__Texte de l'exercice__.
■ ■ ■ ■ ■

En mettant le corps, plutôt que la conscience, au centre de l’objet de la psychologie, Ribot s’inscrit dans le prolongement de travaux issus de la physiologie et de la pathologie du xix e siècle pour élaborer la notion de « sens du corps » comme fondement de l’unité du moi. Cette notion devait connaître un important développement au xx e siècle en psychologie et en psychanalyse.

■ ■ ■ ■ ■

__Contenu des données__.
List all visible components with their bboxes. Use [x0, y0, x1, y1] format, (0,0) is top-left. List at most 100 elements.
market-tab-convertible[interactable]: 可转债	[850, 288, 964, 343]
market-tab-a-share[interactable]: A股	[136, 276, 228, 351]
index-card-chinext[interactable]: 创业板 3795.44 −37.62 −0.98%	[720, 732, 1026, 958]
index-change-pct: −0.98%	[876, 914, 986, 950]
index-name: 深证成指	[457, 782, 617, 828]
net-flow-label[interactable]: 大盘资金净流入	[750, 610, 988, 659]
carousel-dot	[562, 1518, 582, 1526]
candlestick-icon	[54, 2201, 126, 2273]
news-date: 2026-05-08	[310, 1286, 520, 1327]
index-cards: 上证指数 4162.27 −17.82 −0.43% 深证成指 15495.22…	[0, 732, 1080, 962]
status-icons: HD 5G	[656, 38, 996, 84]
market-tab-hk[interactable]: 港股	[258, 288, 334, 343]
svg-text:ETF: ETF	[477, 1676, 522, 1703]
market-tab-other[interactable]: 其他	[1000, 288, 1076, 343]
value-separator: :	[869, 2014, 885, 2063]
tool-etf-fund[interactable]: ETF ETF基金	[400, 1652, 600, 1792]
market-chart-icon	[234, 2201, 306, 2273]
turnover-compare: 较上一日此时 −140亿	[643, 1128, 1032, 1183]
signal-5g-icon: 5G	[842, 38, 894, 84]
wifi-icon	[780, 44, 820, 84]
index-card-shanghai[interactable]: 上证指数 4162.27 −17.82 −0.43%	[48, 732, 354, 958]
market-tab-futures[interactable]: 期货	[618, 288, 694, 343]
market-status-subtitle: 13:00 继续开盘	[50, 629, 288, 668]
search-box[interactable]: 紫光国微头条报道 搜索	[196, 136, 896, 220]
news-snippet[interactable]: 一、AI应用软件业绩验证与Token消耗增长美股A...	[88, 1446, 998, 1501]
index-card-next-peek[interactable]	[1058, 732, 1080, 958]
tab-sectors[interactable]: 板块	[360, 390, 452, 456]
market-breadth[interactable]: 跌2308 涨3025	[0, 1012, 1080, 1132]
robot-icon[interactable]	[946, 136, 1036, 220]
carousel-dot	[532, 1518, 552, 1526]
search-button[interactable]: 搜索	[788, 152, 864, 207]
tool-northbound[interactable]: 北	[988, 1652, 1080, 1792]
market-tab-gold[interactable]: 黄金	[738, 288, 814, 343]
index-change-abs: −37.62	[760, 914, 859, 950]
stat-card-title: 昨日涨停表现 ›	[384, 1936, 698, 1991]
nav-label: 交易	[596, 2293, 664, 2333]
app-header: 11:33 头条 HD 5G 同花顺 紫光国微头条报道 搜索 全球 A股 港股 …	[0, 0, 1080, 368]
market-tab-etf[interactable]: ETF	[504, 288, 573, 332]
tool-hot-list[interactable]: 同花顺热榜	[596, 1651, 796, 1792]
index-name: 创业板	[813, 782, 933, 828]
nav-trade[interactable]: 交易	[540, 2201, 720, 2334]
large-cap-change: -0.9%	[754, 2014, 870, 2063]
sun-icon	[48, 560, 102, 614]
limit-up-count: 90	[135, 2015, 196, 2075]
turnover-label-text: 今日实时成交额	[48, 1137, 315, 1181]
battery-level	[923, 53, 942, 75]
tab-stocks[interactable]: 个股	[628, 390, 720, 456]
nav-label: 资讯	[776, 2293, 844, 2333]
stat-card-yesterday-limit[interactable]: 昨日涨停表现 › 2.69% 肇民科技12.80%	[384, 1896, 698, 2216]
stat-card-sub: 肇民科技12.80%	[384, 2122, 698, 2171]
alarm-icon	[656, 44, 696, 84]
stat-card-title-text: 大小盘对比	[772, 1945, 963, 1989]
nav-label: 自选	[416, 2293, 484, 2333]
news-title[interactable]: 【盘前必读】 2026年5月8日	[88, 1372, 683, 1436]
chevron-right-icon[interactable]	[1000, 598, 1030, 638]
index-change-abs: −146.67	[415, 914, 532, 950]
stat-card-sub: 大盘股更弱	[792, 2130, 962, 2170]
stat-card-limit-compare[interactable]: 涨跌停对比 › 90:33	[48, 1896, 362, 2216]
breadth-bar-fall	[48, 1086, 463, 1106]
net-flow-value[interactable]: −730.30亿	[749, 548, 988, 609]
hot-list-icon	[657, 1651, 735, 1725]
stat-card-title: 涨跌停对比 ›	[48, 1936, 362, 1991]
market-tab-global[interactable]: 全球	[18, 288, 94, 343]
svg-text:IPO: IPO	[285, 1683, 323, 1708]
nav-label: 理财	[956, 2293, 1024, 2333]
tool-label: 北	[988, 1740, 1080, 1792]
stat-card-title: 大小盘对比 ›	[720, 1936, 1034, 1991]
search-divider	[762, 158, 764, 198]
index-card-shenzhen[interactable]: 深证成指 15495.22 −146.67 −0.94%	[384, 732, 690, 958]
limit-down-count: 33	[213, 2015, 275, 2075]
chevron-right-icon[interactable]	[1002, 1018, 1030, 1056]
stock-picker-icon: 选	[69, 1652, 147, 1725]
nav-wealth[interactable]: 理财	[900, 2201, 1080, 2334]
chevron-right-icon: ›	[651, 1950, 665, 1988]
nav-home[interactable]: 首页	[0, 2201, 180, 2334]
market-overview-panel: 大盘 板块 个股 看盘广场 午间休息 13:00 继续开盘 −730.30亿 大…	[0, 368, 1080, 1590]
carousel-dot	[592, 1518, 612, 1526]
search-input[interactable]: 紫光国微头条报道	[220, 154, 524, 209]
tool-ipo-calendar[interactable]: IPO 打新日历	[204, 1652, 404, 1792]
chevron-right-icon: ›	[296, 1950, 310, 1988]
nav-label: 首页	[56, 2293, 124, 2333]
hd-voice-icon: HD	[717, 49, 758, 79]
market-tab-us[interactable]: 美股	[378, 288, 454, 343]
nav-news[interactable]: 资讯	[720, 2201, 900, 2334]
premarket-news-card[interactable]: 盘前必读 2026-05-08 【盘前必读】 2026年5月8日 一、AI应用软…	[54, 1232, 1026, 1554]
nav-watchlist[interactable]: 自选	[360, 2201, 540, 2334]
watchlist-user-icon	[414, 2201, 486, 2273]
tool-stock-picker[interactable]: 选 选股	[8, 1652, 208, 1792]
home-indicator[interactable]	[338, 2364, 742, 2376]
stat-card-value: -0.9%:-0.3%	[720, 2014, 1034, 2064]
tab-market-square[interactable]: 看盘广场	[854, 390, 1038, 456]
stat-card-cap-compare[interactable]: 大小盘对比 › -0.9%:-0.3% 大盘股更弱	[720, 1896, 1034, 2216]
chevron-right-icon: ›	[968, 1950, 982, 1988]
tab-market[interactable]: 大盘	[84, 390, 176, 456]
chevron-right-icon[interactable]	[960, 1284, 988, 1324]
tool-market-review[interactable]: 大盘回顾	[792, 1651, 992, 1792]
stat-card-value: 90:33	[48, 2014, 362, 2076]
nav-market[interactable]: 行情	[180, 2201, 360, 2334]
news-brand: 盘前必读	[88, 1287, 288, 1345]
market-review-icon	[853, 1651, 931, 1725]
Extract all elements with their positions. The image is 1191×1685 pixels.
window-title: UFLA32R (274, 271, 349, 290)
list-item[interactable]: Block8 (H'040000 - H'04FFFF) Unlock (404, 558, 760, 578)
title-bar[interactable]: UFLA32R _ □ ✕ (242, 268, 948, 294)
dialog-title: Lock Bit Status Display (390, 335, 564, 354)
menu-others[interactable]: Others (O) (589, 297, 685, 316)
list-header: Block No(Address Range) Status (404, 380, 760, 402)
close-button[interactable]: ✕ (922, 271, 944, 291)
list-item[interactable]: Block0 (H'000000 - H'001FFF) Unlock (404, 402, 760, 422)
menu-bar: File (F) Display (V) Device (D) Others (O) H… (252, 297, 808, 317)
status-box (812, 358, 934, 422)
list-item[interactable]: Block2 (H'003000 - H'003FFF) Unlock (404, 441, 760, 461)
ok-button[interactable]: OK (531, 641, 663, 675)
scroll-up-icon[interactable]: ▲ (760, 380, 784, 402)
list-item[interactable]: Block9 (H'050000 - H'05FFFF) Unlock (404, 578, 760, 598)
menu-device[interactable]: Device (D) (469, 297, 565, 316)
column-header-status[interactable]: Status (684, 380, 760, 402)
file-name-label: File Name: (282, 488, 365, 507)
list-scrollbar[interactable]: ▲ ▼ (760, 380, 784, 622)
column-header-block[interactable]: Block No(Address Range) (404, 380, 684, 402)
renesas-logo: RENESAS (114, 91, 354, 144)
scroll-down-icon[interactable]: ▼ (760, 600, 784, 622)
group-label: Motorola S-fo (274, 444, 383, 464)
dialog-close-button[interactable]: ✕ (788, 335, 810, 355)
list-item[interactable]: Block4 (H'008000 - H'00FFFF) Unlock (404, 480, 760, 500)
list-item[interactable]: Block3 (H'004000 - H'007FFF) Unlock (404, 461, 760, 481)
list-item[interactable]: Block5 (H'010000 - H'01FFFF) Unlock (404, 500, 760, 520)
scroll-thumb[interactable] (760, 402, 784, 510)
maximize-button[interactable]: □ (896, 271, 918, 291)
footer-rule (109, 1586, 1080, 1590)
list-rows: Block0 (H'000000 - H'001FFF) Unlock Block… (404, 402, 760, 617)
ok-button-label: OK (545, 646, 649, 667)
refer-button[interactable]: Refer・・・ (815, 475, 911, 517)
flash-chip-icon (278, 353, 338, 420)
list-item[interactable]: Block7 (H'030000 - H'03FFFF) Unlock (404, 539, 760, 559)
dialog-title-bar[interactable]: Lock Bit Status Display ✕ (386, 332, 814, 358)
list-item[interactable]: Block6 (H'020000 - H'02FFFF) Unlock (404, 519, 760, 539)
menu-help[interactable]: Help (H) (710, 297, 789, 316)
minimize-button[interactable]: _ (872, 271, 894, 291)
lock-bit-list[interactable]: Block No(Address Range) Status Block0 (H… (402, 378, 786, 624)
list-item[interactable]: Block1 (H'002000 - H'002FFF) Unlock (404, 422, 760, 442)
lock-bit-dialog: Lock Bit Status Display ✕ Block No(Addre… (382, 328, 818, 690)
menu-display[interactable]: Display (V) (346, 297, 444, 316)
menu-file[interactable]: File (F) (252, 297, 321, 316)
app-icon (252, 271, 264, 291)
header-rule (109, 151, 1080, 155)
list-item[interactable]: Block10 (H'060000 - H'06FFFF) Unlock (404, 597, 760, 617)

■ ■ ■ ■ ■

__Consignes__.
- 1) Reproduisez le passage du texte sur Ribot qui va de « En mettant le » jusqu'à « et en psychanalyse. ».
- 2) D'après le texte sur Ribot, quelle notion Ribot élabore-t-il comme fondement de l'unité du moi ?
- 3) Indiquez si chacune des affirmations suivantes s'accorde avec le texte sur Ribot. Répondez par oui ou par non et citez les mots décisifs du texte.
(a) Ribot place la conscience au centre de l'objet de la psychologie.
(b) Ribot prolonge des travaux de physiologie et de pathologie du XIXe siècle.
(c) La notion de sens du corps a connu un développement en psychanalyse au XXe siècle.

__Réponses__.
- 1)
En mettant le corps, plutôt que la conscience, au centre de l’objet de la psychologie, Ribot s’inscrit dans le prolongement de travaux issus de la physiologie et de la pathologie du xix e siècle pour élaborer la notion de « sens du corps » comme fondement de l’unité du moi. Cette notion devait connaître un important développement au xx e siècle en psychologie et en psychanalyse.

- 2) La notion de « sens du corps ».

- 3)
(a) Non : « En mettant le corps, plutôt que la conscience, au centre de l’objet de la psychologie ».
(b) Oui : « dans le prolongement de travaux issus de la physiologie et de la pathologie du xix e siècle ».
(c) Oui : « Cette notion devait connaître un important développement au xx e siècle en psychologie et en psychanalyse ».